→ GIVEN EXERCISE:
Set down the whole listing verbatim.

(Data items)
====================

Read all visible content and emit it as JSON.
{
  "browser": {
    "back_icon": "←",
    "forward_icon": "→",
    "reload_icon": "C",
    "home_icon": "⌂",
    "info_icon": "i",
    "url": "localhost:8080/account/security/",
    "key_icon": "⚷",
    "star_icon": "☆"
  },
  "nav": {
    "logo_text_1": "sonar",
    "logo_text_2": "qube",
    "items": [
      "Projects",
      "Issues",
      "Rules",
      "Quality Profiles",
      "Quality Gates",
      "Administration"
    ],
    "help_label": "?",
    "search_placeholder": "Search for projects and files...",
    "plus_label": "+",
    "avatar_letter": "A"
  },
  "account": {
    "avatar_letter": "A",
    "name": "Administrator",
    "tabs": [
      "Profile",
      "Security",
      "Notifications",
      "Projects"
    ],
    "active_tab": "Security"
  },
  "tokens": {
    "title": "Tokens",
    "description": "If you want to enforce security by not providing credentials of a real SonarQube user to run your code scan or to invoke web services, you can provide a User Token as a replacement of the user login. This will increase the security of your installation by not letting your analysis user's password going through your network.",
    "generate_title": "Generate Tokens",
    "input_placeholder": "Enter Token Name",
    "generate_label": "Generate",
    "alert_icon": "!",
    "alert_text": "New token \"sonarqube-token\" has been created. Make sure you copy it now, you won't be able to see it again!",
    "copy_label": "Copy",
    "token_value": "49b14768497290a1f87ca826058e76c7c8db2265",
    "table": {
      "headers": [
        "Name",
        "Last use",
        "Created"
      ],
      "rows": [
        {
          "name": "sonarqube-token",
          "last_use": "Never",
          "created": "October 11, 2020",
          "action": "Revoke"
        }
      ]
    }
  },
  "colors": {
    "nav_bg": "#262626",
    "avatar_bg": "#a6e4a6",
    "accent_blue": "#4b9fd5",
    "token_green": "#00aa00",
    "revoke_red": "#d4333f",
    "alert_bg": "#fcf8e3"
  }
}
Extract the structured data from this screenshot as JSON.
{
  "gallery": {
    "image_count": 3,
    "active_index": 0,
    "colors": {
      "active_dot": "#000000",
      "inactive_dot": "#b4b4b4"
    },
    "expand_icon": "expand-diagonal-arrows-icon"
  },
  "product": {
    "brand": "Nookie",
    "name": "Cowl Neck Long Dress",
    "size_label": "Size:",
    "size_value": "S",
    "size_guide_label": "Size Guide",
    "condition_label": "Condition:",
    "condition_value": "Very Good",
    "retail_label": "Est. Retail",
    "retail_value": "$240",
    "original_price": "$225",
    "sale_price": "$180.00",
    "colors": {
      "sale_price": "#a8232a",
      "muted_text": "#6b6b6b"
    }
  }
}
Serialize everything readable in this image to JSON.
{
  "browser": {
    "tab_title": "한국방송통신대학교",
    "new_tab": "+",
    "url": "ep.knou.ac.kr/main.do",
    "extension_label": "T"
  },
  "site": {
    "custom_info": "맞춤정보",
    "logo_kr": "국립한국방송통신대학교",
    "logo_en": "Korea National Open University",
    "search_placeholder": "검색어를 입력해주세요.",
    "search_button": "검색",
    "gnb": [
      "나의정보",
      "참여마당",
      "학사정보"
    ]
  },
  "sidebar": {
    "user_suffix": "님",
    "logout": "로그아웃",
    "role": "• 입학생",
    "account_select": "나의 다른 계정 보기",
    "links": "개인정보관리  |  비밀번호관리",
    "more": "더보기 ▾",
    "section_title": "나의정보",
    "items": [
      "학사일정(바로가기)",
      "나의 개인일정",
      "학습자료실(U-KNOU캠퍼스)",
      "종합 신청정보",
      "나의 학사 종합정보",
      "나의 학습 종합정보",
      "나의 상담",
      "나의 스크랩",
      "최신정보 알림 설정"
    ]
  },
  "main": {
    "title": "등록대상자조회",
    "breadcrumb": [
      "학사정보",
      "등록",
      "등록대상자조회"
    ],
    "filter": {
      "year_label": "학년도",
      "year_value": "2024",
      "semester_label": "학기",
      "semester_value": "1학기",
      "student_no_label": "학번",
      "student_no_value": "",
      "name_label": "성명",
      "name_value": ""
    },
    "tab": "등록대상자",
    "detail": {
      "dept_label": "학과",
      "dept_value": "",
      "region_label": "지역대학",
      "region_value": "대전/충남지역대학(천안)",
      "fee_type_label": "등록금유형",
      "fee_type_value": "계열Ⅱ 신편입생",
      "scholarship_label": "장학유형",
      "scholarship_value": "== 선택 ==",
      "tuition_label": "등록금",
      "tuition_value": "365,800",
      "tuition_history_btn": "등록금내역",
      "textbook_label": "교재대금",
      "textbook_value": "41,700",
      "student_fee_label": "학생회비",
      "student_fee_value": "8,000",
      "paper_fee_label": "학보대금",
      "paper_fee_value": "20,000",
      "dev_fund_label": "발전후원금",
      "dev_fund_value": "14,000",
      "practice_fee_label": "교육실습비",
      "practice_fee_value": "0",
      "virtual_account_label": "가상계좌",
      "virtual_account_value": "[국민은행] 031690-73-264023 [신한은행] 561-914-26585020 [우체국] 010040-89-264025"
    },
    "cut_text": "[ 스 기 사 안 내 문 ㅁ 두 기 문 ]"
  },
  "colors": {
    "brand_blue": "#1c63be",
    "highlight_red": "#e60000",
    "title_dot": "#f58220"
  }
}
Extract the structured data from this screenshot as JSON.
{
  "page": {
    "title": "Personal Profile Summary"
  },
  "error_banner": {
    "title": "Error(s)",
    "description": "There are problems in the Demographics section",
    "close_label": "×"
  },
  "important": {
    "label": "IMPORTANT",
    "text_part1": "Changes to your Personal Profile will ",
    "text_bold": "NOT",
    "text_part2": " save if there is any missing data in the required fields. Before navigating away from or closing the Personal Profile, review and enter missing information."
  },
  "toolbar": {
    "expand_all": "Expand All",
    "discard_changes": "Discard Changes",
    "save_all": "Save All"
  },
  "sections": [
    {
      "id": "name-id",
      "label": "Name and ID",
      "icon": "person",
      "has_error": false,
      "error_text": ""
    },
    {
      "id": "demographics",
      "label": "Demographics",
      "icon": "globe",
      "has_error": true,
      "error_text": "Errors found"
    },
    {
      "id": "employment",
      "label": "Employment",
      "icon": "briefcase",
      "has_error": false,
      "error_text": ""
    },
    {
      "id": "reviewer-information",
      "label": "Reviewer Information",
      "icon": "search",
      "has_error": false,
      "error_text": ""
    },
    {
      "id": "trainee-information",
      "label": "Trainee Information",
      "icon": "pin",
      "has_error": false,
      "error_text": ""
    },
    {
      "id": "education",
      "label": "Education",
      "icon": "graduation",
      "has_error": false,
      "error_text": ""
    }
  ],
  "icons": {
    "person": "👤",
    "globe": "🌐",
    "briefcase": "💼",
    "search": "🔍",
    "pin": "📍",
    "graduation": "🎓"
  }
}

====================

→ RESULT:
Read all visible content and emit it as JSON.
{
  "browser": {
    "back_icon": "←",
    "forward_icon": "→",
    "reload_icon": "C",
    "home_icon": "⌂",
    "info_icon": "i",
    "url": "localhost:8080/account/security/",
    "key_icon": "⚷",
    "star_icon": "☆"
  },
  "nav": {
    "logo_text_1": "sonar",
    "logo_text_2": "qube",
    "items": [
      "Projects",
      "Issues",
      "Rules",
      "Quality Profiles",
      "Quality Gates",
      "Administration"
    ],
    "help_label": "?",
    "search_placeholder": "Search for projects and files...",
    "plus_label": "+",
    "avatar_letter": "A"
  },
  "account": {
    "avatar_letter": "A",
    "name": "Administrator",
    "tabs": [
      "Profile",
      "Security",
      "Notifications",
      "Projects"
    ],
    "active_tab": "Security"
  },
  "tokens": {
    "title": "Tokens",
    "description": "If you want to enforce security by not providing credentials of a real SonarQube user to run your code scan or to invoke web services, you can provide a User Token as a replacement of the user login. This will increase the security of your installation by not letting your analysis user's password going through your network.",
    "generate_title": "Generate Tokens",
    "input_placeholder": "Enter Token Name",
    "generate_label": "Generate",
    "alert_icon": "!",
    "alert_text": "New token \"sonarqube-token\" has been created. Make sure you copy it now, you won't be able to see it again!",
    "copy_label": "Copy",
    "token_value": "49b14768497290a1f87ca826058e76c7c8db2265",
    "table": {
      "headers": [
        "Name",
        "Last use",
        "Created"
      ],
      "rows": [
        {
          "name": "sonarqube-token",
          "last_use": "Never",
          "created": "October 11, 2020",
          "action": "Revoke"
        }
      ]
    }
  },
  "colors": {
    "nav_bg": "#262626",
    "avatar_bg": "#a6e4a6",
    "accent_blue": "#4b9fd5",
    "token_green": "#00aa00",
    "revoke_red": "#d4333f",
    "alert_bg": "#fcf8e3"
  }
}
Extract the structured data from this screenshot as JSON.
{
  "gallery": {
    "image_count": 3,
    "active_index": 0,
    "colors": {
      "active_dot": "#000000",
      "inactive_dot": "#b4b4b4"
    },
    "expand_icon": "expand-diagonal-arrows-icon"
  },
  "product": {
    "brand": "Nookie",
    "name": "Cowl Neck Long Dress",
    "size_label": "Size:",
    "size_value": "S",
    "size_guide_label": "Size Guide",
    "condition_label": "Condition:",
    "condition_value": "Very Good",
    "retail_label": "Est. Retail",
    "retail_value": "$240",
    "original_price": "$225",
    "sale_price": "$180.00",
    "colors": {
      "sale_price": "#a8232a",
      "muted_text": "#6b6b6b"
    }
  }
}
Serialize everything readable in this image to JSON.
{
  "browser": {
    "tab_title": "한국방송통신대학교",
    "new_tab": "+",
    "url": "ep.knou.ac.kr/main.do",
    "extension_label": "T"
  },
  "site": {
    "custom_info": "맞춤정보",
    "logo_kr": "국립한국방송통신대학교",
    "logo_en": "Korea National Open University",
    "search_placeholder": "검색어를 입력해주세요.",
    "search_button": "검색",
    "gnb": [
      "나의정보",
      "참여마당",
      "학사정보"
    ]
  },
  "sidebar": {
    "user_suffix": "님",
    "logout": "로그아웃",
    "role": "• 입학생",
    "account_select": "나의 다른 계정 보기",
    "links": "개인정보관리  |  비밀번호관리",
    "more": "더보기 ▾",
    "section_title": "나의정보",
    "items": [
      "학사일정(바로가기)",
      "나의 개인일정",
      "학습자료실(U-KNOU캠퍼스)",
      "종합 신청정보",
      "나의 학사 종합정보",
      "나의 학습 종합정보",
      "나의 상담",
      "나의 스크랩",
      "최신정보 알림 설정"
    ]
  },
  "main": {
    "title": "등록대상자조회",
    "breadcrumb": [
      "학사정보",
      "등록",
      "등록대상자조회"
    ],
    "filter": {
      "year_label": "학년도",
      "year_value": "2024",
      "semester_label": "학기",
      "semester_value": "1학기",
      "student_no_label": "학번",
      "student_no_value": "",
      "name_label": "성명",
      "name_value": ""
    },
    "tab": "등록대상자",
    "detail": {
      "dept_label": "학과",
      "dept_value": "",
      "region_label": "지역대학",
      "region_value": "대전/충남지역대학(천안)",
      "fee_type_label": "등록금유형",
      "fee_type_value": "계열Ⅱ 신편입생",
      "scholarship_label": "장학유형",
      "scholarship_value": "== 선택 ==",
      "tuition_label": "등록금",
      "tuition_value": "365,800",
      "tuition_history_btn": "등록금내역",
      "textbook_label": "교재대금",
      "textbook_value": "41,700",
      "student_fee_label": "학생회비",
      "student_fee_value": "8,000",
      "paper_fee_label": "학보대금",
      "paper_fee_value": "20,000",
      "dev_fund_label": "발전후원금",
      "dev_fund_value": "14,000",
      "practice_fee_label": "교육실습비",
      "practice_fee_value": "0",
      "virtual_account_label": "가상계좌",
      "virtual_account_value": "[국민은행] 031690-73-264023 [신한은행] 561-914-26585020 [우체국] 010040-89-264025"
    },
    "cut_text": "[ 스 기 사 안 내 문 ㅁ 두 기 문 ]"
  },
  "colors": {
    "brand_blue": "#1c63be",
    "highlight_red": "#e60000",
    "title_dot": "#f58220"
  }
}
Extract the structured data from this screenshot as JSON.
{
  "page": {
    "title": "Personal Profile Summary"
  },
  "error_banner": {
    "title": "Error(s)",
    "description": "There are problems in the Demographics section",
    "close_label": "×"
  },
  "important": {
    "label": "IMPORTANT",
    "text_part1": "Changes to your Personal Profile will ",
    "text_bold": "NOT",
    "text_part2": " save if there is any missing data in the required fields. Before navigating away from or closing the Personal Profile, review and enter missing information."
  },
  "toolbar": {
    "expand_all": "Expand All",
    "discard_changes": "Discard Changes",
    "save_all": "Save All"
  },
  "sections": [
    {
      "id": "name-id",
      "label": "Name and ID",
      "icon": "person",
      "has_error": false,
      "error_text": ""
    },
    {
      "id": "demographics",
      "label": "Demographics",
      "icon": "globe",
      "has_error": true,
      "error_text": "Errors found"
    },
    {
      "id": "employment",
      "label": "Employment",
      "icon": "briefcase",
      "has_error": false,
      "error_text": ""
    },
    {
      "id": "reviewer-information",
      "label": "Reviewer Information",
      "icon": "search",
      "has_error": false,
      "error_text": ""
    },
    {
      "id": "trainee-information",
      "label": "Trainee Information",
      "icon": "pin",
      "has_error": false,
      "error_text": ""
    },
    {
      "id": "education",
      "label": "Education",
      "icon": "graduation",
      "has_error": false,
      "error_text": ""
    }
  ],
  "icons": {
    "person": "👤",
    "globe": "🌐",
    "briefcase": "💼",
    "search": "🔍",
    "pin": "📍",
    "graduation": "🎓"
  }
}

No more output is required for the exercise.